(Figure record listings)
● ● ● ●

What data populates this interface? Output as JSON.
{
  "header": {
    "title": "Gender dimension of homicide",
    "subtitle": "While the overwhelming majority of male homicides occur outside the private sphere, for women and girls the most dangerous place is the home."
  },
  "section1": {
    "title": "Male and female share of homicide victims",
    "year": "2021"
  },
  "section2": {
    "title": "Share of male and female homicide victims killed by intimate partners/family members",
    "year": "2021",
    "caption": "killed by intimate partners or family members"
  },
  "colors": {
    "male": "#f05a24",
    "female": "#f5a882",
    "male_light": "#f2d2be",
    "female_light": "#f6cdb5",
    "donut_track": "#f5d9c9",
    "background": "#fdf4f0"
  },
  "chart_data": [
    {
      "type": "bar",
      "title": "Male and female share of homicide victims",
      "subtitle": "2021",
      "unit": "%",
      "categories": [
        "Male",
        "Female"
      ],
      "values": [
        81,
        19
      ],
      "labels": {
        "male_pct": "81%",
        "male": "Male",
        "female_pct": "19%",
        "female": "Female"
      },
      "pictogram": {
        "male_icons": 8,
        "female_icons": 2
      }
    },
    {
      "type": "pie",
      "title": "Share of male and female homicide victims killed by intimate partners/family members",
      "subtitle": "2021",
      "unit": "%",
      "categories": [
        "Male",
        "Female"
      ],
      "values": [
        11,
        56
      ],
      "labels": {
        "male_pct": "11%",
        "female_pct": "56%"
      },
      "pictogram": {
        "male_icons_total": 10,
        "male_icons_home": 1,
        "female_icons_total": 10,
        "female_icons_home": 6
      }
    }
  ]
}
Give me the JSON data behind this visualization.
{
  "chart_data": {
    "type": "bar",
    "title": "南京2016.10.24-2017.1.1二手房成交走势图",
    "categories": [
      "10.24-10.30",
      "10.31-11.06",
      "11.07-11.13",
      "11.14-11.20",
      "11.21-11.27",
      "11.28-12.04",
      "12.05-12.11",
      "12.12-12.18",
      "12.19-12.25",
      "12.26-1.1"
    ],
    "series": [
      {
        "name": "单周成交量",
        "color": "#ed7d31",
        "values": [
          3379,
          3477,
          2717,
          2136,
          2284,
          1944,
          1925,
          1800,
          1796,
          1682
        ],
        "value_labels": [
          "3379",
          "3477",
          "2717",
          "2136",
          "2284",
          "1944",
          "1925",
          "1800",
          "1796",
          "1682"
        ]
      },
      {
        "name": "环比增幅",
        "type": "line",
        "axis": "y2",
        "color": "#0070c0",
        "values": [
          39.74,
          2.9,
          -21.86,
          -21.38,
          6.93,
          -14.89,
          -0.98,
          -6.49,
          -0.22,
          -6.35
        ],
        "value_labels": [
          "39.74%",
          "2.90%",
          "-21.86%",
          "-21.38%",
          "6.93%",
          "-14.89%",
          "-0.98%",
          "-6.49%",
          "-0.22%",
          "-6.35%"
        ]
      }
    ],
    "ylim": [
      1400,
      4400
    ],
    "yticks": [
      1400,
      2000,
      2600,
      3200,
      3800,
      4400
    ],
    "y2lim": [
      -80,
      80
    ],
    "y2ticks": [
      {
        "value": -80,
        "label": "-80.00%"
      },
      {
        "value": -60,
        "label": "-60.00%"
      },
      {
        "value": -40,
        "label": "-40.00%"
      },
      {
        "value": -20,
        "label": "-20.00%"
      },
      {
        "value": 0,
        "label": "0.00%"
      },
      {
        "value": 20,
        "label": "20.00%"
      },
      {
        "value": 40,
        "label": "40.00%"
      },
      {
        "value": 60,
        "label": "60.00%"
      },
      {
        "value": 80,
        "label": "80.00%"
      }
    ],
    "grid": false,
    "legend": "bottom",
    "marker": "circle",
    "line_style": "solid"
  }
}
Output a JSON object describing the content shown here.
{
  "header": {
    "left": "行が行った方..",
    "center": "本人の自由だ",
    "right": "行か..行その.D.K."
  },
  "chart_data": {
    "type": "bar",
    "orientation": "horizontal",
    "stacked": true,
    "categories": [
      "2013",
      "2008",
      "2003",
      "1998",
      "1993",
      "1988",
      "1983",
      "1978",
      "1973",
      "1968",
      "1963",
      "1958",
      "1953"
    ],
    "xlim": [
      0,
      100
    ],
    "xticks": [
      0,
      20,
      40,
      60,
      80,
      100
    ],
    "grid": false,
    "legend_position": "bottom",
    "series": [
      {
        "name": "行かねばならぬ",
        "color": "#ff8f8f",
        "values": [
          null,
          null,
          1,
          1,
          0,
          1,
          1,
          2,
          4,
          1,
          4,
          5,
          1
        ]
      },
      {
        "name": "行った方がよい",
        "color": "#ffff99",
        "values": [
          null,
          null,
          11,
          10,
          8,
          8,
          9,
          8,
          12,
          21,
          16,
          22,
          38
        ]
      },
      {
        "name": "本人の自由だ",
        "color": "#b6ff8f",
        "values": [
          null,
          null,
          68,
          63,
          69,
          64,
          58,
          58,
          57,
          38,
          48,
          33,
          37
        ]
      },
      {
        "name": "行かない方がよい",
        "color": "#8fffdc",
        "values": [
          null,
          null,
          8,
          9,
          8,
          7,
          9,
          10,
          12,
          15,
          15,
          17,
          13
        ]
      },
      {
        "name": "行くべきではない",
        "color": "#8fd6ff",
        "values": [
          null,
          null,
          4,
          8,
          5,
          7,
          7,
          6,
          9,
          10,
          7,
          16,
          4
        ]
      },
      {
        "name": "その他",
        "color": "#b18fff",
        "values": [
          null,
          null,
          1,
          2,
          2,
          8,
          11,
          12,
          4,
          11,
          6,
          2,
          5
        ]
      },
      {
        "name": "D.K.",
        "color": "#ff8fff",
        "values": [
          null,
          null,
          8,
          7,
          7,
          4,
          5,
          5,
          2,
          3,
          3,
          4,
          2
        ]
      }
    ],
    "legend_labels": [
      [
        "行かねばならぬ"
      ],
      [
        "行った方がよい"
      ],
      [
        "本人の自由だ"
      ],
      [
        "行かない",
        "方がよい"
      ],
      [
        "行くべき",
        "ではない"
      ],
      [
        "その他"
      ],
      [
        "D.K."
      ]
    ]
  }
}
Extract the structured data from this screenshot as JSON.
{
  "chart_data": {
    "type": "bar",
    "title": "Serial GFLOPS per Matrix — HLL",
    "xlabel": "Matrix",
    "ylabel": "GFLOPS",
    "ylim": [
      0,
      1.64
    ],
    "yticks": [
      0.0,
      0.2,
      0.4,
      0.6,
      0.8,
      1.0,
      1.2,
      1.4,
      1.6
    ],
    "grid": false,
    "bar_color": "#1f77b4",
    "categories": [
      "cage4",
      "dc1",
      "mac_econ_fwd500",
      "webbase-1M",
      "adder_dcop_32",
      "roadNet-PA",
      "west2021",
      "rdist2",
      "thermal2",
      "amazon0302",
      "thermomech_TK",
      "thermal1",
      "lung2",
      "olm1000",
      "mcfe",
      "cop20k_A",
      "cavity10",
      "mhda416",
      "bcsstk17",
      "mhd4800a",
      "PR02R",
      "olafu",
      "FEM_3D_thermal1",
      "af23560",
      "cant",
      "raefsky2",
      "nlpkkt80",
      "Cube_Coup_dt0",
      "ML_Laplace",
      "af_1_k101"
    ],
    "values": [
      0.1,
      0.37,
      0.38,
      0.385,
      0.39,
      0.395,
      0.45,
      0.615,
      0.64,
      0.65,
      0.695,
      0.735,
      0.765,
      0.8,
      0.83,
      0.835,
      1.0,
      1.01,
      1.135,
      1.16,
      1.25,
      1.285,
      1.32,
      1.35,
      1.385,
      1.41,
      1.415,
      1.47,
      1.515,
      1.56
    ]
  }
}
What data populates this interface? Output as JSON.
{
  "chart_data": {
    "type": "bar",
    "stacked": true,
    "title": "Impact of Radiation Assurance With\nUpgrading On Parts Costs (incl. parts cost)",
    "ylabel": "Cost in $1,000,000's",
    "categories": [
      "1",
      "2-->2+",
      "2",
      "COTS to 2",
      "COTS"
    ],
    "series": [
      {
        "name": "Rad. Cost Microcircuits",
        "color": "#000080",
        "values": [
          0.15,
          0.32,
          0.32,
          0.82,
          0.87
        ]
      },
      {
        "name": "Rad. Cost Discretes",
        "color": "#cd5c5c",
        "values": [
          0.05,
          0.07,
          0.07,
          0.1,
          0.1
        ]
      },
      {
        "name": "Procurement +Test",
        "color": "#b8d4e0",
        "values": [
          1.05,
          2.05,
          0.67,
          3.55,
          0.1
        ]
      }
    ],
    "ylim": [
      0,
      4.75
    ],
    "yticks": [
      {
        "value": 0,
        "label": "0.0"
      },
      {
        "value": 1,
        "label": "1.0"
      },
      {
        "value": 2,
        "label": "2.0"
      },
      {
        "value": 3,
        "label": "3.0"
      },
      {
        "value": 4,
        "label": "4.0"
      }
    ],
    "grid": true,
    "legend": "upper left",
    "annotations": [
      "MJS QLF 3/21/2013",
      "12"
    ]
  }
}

● ● ● ●

TASK REQUIREMENTS: Gather all lines from the records above in which "ylabel" appears.

RESULT:
    "ylabel": "GFLOPS",
    "ylabel": "Cost in $1,000,000's",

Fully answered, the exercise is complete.